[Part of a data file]
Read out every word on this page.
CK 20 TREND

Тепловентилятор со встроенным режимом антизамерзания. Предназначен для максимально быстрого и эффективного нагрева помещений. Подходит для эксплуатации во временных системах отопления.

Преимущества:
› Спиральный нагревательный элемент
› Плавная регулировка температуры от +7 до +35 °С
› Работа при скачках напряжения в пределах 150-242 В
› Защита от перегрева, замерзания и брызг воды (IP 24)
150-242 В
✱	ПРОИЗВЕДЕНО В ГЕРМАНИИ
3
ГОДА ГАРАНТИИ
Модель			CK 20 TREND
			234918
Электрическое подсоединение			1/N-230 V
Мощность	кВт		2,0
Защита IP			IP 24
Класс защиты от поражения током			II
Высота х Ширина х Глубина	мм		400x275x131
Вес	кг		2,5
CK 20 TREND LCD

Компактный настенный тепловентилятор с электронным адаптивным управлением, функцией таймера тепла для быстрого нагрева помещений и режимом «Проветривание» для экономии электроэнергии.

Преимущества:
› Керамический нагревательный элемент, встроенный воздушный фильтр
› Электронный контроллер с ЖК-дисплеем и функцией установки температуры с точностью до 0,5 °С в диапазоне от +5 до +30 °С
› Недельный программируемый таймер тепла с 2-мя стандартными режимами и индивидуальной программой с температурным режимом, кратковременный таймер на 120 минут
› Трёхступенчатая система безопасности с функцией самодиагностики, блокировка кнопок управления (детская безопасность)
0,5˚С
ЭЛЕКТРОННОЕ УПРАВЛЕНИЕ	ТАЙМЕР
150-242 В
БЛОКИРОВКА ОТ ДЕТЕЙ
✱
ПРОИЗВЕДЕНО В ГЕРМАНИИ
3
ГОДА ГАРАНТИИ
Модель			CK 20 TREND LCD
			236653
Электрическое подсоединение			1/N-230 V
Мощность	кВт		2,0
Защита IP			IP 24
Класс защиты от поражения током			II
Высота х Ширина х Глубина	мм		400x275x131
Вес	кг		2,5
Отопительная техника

**Requirements**
Only lines holding the string "TREND" are wanted; gather each one from the entries above.

**Full response**
CK 20 TREND
Модель			CK 20 TREND
CK 20 TREND LCD
Модель			CK 20 TREND LCD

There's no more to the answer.